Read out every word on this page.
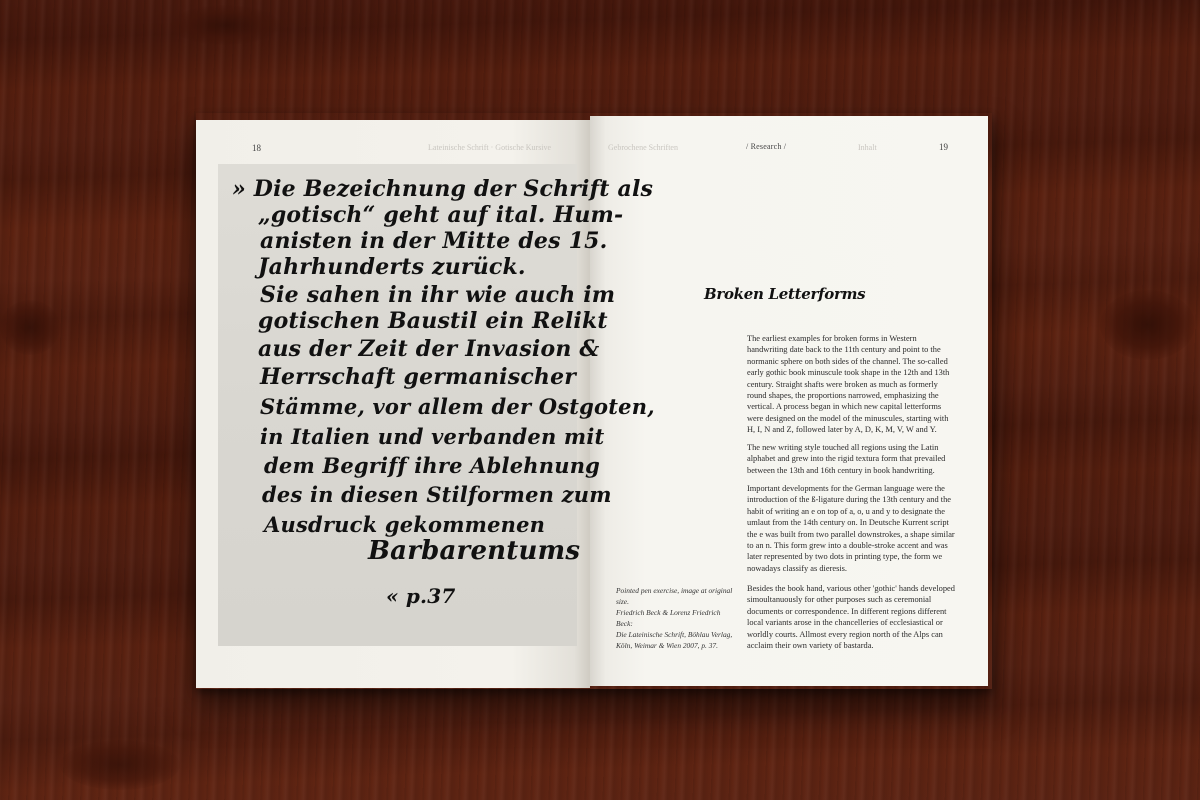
18	Lateinische Schrift · Gotische Kursive	Gebrochene Schriften	Inhalt
» Die Bezeichnung der Schrift als
„gotisch“ geht auf ital. Hum-
anisten in der Mitte des 15.
Jahrhunderts zurück.
Sie sahen in ihr wie auch im
gotischen Baustil ein Relikt
aus der Zeit der Invasion &
Herrschaft germanischer
Stämme, vor allem der Ostgoten,
in Italien und verbanden mit
dem Begriff ihre Ablehnung
des in diesen Stilformen zum
Ausdruck gekommenen
Barbarentums
« p.37
/ Research /	19
Broken Letterforms
The earliest examples for broken forms in Western handwriting date back to the 11th century and point to the normanic sphere on both sides of the channel. The so-called early gothic book minuscule took shape in the 12th and 13th century. Straight shafts were broken as much as formerly round shapes, the proportions narrowed, emphasizing the vertical. A process began in which new capital letterforms were designed on the model of the minuscules, starting with H, I, N and Z, followed later by A, D, K, M, V, W and Y.
The new writing style touched all regions using the Latin alphabet and grew into the rigid textura form that prevailed between the 13th and 16th century in book handwriting.
Important developments for the German language were the introduction of the ß-ligature during the 13th century and the habit of writing an e on top of a, o, u and y to designate the umlaut from the 14th century on. In Deutsche Kurrent script the e was built from two parallel downstrokes, a shape similar to an n. This form grew into a double-stroke accent and was later represented by two dots in printing type, the form we nowadays classify as dieresis.
Besides the book hand, various other 'gothic' hands developed simoultanuously for other purposes such as ceremonial documents or correspondence. In different regions different local variants arose in the chancelleries of ecclesiastical or worldly courts. Allmost every region north of the Alps can acclaim their own variety of bastarda.
Pointed pen exercise, image at original size.
Friedrich Beck & Lorenz Friedrich Beck:
Die Lateinische Schrift, Böhlau Verlag,
Köln, Weimar & Wien 2007, p. 37.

• [TASK OBJECTIVE] Ignore the images and quote every line of the listing exactly.

• [PROBLEM SOLUTION]
Read out every word on this page.
18	Lateinische Schrift · Gotische Kursive	Gebrochene Schriften	Inhalt
» Die Bezeichnung der Schrift als
„gotisch“ geht auf ital. Hum-
anisten in der Mitte des 15.
Jahrhunderts zurück.
Sie sahen in ihr wie auch im
gotischen Baustil ein Relikt
aus der Zeit der Invasion &
Herrschaft germanischer
Stämme, vor allem der Ostgoten,
in Italien und verbanden mit
dem Begriff ihre Ablehnung
des in diesen Stilformen zum
Ausdruck gekommenen
Barbarentums
« p.37
/ Research /	19
Broken Letterforms
The earliest examples for broken forms in Western handwriting date back to the 11th century and point to the normanic sphere on both sides of the channel. The so-called early gothic book minuscule took shape in the 12th and 13th century. Straight shafts were broken as much as formerly round shapes, the proportions narrowed, emphasizing the vertical. A process began in which new capital letterforms were designed on the model of the minuscules, starting with H, I, N and Z, followed later by A, D, K, M, V, W and Y.
The new writing style touched all regions using the Latin alphabet and grew into the rigid textura form that prevailed between the 13th and 16th century in book handwriting.
Important developments for the German language were the introduction of the ß-ligature during the 13th century and the habit of writing an e on top of a, o, u and y to designate the umlaut from the 14th century on. In Deutsche Kurrent script the e was built from two parallel downstrokes, a shape similar to an n. This form grew into a double-stroke accent and was later represented by two dots in printing type, the form we nowadays classify as dieresis.
Besides the book hand, various other 'gothic' hands developed simoultanuously for other purposes such as ceremonial documents or correspondence. In different regions different local variants arose in the chancelleries of ecclesiastical or worldly courts. Allmost every region north of the Alps can acclaim their own variety of bastarda.
Pointed pen exercise, image at original size.
Friedrich Beck & Lorenz Friedrich Beck:
Die Lateinische Schrift, Böhlau Verlag,
Köln, Weimar & Wien 2007, p. 37.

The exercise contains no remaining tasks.